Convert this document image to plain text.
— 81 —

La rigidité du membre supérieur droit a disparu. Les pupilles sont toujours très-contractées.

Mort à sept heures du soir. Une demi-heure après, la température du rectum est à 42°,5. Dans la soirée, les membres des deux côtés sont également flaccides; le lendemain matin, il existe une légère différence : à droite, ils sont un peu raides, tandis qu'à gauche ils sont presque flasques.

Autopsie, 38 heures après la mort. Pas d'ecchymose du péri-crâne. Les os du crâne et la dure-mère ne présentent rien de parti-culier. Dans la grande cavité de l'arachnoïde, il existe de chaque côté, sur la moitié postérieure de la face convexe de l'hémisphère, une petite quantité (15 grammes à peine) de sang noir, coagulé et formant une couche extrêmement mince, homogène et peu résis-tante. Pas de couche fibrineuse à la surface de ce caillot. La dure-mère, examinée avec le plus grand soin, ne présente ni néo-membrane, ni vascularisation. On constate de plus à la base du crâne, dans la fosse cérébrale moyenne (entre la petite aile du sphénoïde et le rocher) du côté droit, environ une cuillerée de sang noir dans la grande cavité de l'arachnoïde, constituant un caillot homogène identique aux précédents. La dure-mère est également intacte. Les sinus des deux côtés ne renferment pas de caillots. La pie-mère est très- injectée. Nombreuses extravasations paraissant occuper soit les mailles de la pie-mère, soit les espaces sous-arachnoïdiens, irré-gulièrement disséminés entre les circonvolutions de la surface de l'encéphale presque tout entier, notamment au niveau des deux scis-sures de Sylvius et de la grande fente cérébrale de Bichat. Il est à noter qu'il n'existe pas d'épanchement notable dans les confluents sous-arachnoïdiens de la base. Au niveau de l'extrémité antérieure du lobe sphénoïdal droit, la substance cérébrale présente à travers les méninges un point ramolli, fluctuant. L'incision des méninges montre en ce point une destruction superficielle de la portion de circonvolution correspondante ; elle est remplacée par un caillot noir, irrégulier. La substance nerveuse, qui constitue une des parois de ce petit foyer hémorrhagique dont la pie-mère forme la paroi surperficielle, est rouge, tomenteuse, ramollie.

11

*Instructions to follow*:
Output a single number: how many lines contain the word "très".

*Problem solution*:
2